(Collected data entries)
(begin)
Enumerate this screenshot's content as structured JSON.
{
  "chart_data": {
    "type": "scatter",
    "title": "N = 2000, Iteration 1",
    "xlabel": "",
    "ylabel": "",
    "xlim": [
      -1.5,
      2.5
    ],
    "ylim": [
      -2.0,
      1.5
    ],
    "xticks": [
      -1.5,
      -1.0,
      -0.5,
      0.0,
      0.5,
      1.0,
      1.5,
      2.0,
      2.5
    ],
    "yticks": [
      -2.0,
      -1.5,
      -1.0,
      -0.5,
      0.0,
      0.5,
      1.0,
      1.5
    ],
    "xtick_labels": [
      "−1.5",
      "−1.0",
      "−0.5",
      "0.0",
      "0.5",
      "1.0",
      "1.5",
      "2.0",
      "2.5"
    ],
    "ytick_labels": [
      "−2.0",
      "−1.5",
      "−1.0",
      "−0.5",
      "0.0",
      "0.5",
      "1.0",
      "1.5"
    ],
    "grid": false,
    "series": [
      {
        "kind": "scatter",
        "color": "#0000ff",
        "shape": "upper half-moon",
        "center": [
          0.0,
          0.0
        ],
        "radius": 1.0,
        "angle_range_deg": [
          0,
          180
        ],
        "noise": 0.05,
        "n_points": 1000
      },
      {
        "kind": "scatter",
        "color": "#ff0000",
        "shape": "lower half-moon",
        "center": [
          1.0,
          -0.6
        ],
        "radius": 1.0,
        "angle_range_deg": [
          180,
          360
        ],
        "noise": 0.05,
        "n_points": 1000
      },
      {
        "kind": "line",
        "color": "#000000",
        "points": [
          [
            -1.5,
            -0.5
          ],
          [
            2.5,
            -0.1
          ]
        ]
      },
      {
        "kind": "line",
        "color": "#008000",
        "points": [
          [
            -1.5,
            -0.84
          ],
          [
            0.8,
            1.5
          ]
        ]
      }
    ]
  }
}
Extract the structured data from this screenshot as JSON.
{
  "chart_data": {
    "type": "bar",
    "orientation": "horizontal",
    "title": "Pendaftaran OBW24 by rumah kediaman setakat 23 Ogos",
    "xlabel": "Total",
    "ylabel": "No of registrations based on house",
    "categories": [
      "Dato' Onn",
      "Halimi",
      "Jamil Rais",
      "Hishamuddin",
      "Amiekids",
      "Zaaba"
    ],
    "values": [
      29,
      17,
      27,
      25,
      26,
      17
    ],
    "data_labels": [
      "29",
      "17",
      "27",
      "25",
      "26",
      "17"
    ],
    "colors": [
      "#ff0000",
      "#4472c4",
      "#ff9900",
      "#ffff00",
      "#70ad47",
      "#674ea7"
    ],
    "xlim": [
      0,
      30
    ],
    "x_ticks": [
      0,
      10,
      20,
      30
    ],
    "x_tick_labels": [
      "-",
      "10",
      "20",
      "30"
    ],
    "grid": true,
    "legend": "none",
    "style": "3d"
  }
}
(end)
(begin)
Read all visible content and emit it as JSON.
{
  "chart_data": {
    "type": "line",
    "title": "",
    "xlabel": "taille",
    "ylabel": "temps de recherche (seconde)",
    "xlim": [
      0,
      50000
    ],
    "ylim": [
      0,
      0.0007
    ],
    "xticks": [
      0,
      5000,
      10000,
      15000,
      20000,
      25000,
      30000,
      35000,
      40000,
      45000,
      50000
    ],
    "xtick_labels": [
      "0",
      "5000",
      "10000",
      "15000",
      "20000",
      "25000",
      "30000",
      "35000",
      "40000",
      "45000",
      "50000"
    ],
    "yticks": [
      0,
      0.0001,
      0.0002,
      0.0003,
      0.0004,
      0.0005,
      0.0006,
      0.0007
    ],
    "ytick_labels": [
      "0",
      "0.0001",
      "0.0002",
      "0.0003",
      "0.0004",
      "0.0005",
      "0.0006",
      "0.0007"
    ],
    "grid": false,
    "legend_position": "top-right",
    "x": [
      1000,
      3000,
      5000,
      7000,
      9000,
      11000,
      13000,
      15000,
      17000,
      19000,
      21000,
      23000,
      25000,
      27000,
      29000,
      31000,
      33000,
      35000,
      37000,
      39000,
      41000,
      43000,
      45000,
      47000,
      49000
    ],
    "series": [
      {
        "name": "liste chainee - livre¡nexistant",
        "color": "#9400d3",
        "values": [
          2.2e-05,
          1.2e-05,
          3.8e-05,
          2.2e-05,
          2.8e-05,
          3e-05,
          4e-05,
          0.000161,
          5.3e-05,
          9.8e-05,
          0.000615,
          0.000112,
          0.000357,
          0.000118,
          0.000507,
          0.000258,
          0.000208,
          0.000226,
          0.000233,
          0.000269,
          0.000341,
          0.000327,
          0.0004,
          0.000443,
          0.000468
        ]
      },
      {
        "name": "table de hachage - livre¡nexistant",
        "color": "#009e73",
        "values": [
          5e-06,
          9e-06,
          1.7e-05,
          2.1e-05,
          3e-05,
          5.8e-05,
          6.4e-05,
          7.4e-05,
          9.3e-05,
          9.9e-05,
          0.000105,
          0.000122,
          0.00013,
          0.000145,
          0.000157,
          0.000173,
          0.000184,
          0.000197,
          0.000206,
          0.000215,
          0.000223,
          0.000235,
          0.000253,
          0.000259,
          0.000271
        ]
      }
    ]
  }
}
(end)
(begin)
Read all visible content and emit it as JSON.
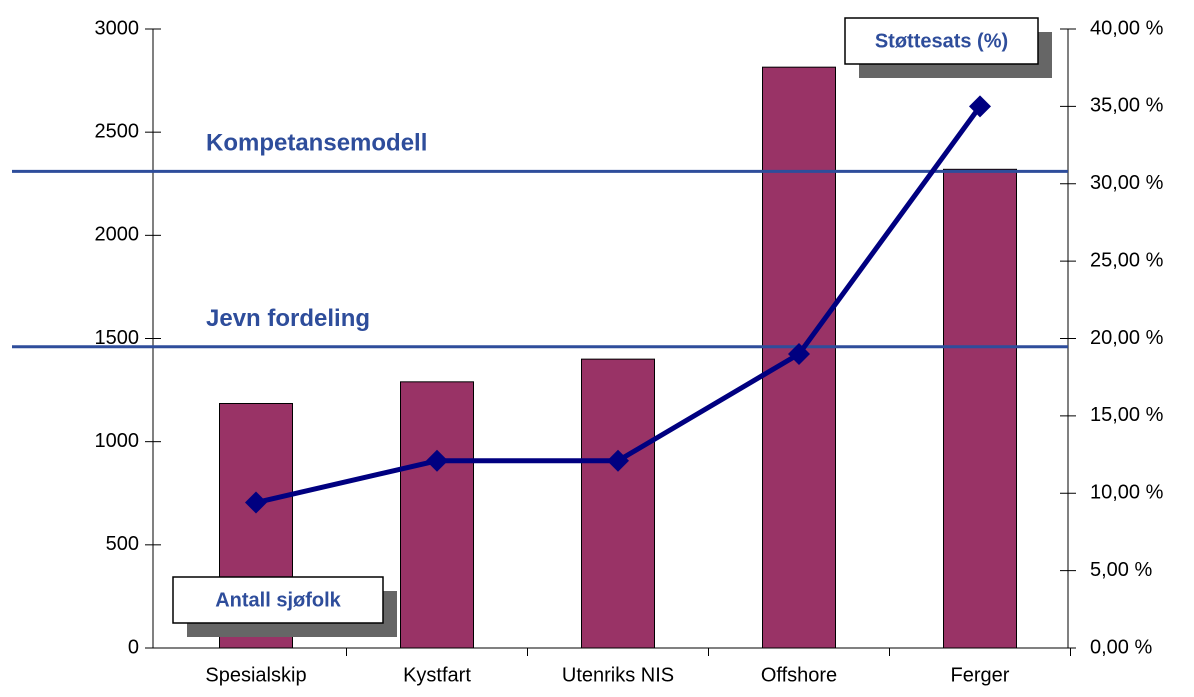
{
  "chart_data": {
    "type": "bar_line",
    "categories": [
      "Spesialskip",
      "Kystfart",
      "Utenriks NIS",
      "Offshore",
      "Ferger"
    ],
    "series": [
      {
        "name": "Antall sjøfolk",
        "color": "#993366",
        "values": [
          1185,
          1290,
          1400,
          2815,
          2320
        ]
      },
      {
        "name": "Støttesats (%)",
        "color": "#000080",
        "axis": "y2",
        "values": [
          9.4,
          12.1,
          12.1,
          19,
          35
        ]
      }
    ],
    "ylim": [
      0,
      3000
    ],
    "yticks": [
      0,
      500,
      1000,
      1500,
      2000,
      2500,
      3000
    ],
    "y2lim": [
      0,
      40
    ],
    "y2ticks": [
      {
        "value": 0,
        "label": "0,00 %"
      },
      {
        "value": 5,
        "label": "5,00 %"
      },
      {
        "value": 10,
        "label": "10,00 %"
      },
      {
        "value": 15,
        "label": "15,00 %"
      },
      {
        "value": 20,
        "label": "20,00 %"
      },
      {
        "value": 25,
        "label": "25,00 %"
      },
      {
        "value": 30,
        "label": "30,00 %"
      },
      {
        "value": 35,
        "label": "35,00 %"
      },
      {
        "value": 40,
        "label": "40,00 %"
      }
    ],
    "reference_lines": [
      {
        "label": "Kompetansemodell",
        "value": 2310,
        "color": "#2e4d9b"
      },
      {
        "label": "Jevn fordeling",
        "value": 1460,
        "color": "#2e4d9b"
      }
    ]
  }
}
(end)
§ TASK BRIEF:
Copy every line in the entries above that has the string "livre" in it.

§ FINAL RESULT:
        "name": "liste chainee - livre¡nexistant",
        "name": "table de hachage - livre¡nexistant",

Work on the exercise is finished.